[Dataset items]
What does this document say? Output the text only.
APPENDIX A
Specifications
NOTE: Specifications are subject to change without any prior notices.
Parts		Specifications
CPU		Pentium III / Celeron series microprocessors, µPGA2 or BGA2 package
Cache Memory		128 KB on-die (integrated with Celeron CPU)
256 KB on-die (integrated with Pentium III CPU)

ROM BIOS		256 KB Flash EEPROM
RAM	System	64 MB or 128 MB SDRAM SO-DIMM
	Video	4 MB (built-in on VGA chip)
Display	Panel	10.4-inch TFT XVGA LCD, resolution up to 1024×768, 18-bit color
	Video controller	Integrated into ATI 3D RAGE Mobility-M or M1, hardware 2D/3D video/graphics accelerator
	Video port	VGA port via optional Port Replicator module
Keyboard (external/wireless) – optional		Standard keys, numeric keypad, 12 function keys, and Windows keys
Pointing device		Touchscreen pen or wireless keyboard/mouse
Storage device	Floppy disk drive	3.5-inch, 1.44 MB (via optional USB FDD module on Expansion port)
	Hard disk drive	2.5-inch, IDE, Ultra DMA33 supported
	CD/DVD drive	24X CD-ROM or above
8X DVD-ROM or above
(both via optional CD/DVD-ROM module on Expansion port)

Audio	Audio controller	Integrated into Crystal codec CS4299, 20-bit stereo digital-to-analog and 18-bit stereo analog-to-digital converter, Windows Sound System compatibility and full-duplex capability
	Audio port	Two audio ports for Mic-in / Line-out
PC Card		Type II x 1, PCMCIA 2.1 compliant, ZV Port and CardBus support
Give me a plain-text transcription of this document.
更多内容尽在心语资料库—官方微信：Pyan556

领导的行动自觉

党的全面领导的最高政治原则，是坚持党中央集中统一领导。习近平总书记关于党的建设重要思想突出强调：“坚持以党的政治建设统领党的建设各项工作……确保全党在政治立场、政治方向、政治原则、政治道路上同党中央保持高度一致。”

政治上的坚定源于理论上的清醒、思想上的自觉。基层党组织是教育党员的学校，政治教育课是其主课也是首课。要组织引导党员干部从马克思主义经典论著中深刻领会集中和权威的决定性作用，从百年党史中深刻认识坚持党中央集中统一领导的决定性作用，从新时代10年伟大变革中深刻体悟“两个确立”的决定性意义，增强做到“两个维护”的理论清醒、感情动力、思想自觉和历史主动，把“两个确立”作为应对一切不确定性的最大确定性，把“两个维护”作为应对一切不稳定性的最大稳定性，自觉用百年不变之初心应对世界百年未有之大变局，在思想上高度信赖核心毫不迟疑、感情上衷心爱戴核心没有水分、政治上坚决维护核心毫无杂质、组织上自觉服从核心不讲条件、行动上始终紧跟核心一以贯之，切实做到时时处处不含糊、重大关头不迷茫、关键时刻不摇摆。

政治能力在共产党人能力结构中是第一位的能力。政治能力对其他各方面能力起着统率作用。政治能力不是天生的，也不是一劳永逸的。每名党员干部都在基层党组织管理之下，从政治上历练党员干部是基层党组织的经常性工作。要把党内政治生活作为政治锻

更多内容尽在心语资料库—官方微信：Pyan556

#### GOAL:
Copy out every line of the data that includes the word "Expansion".

#### TASK OUTPUT:
Storage device	Floppy disk drive	3.5-inch, 1.44 MB (via optional USB FDD module on Expansion port)
(both via optional CD/DVD-ROM module on Expansion port)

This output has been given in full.